WHAT IS BEING ASKED:
Copy each line of the records that contains the word "color".

EXERCISE DATA:

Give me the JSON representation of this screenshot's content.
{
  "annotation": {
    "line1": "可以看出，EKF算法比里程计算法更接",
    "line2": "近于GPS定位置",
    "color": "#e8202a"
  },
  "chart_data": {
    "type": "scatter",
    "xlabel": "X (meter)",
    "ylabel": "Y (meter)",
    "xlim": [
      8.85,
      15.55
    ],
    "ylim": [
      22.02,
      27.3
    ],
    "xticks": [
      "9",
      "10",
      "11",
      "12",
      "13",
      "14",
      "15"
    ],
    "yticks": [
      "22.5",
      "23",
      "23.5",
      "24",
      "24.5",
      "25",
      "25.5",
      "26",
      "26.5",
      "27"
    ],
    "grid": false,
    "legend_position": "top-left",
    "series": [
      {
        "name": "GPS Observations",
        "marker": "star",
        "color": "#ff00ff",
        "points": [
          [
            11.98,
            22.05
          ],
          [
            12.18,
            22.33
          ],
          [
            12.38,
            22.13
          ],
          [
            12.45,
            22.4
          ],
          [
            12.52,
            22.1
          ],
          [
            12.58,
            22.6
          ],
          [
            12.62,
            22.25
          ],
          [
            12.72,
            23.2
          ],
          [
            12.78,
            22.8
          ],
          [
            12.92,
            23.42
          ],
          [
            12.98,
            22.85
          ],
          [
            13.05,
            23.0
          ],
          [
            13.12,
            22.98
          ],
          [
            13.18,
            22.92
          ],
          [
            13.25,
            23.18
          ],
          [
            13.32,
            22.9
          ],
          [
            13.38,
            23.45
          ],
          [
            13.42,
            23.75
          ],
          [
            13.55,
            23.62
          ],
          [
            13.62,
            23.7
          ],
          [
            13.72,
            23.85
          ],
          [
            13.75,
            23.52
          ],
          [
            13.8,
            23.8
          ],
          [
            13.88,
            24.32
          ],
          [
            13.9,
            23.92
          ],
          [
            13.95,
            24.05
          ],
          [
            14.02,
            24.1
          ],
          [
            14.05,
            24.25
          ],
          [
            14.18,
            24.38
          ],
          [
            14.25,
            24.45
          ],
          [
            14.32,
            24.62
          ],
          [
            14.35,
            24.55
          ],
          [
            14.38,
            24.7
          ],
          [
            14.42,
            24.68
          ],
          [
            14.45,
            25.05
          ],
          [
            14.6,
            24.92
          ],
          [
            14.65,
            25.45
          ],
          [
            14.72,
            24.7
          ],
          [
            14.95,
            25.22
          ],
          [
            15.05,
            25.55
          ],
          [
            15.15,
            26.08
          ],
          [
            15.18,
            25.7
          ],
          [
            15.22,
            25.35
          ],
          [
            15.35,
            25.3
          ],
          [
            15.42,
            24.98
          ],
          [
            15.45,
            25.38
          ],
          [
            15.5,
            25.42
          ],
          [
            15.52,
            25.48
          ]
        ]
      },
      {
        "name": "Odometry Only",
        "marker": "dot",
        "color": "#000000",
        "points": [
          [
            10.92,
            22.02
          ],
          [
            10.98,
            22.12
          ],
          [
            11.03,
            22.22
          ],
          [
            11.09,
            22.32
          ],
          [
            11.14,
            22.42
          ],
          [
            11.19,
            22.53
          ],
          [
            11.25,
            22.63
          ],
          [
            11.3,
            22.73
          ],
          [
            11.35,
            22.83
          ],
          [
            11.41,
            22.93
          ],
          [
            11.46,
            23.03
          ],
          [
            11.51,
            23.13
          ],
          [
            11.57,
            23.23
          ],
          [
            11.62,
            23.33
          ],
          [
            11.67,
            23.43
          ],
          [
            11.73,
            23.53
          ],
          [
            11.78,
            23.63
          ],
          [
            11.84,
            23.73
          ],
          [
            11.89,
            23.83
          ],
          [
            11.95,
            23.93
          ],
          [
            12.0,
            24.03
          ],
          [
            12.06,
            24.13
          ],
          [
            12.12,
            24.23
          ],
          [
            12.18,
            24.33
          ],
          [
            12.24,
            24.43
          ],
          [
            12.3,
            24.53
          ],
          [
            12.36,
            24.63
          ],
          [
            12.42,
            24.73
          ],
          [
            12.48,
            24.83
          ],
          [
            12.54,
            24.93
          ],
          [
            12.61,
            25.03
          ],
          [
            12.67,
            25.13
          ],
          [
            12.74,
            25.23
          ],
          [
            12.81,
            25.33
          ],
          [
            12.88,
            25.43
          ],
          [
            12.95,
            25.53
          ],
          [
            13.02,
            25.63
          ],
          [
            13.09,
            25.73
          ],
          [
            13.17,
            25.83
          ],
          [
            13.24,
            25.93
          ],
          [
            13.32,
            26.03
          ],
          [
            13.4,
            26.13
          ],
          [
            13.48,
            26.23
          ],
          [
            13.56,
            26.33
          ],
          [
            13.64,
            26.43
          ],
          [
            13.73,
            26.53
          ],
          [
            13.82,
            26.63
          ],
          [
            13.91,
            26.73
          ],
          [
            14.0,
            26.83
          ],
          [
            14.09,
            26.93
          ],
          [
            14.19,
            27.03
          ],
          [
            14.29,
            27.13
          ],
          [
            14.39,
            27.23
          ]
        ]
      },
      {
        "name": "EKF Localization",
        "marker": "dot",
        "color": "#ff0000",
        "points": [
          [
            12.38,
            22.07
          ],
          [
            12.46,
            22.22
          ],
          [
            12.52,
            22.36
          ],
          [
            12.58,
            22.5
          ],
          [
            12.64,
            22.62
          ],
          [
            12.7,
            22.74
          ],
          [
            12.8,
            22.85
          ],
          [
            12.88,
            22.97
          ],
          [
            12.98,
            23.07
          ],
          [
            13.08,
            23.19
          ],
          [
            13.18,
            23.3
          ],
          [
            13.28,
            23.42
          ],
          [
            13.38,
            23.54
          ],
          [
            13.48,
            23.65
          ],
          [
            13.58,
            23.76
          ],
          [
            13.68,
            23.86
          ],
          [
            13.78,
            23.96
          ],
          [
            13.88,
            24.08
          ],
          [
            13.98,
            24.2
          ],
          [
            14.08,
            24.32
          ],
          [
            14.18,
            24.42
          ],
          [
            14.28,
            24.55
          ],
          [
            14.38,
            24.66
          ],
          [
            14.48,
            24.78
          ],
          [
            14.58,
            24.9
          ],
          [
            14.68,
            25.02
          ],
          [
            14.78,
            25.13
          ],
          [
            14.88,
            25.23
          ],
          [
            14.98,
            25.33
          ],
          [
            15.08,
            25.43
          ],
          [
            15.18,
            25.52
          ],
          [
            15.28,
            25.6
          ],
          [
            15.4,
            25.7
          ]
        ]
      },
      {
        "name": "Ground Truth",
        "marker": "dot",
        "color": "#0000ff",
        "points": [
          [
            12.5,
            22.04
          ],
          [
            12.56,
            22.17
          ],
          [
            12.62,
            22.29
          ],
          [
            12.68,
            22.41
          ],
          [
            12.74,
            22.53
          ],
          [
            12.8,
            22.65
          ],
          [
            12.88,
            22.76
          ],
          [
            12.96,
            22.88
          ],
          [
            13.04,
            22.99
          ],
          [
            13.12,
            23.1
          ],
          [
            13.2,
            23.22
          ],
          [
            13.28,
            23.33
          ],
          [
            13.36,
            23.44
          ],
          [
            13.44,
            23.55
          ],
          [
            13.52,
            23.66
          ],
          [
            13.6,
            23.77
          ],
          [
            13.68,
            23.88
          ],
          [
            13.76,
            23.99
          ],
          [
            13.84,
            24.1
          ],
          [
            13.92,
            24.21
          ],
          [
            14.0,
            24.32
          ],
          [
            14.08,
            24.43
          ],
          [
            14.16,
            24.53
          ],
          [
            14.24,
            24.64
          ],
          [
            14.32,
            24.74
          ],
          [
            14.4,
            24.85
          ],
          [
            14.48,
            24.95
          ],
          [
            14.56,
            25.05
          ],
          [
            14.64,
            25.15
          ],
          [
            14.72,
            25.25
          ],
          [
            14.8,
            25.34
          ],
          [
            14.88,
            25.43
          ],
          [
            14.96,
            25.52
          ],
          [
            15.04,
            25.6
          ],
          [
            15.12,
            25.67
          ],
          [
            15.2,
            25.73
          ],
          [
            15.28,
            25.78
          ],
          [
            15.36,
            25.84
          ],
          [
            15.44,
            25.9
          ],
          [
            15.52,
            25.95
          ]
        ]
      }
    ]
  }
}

THE REPLY:
    "color": "#e8202a"
        "color": "#ff00ff",
        "color": "#000000",
        "color": "#ff0000",
        "color": "#0000ff",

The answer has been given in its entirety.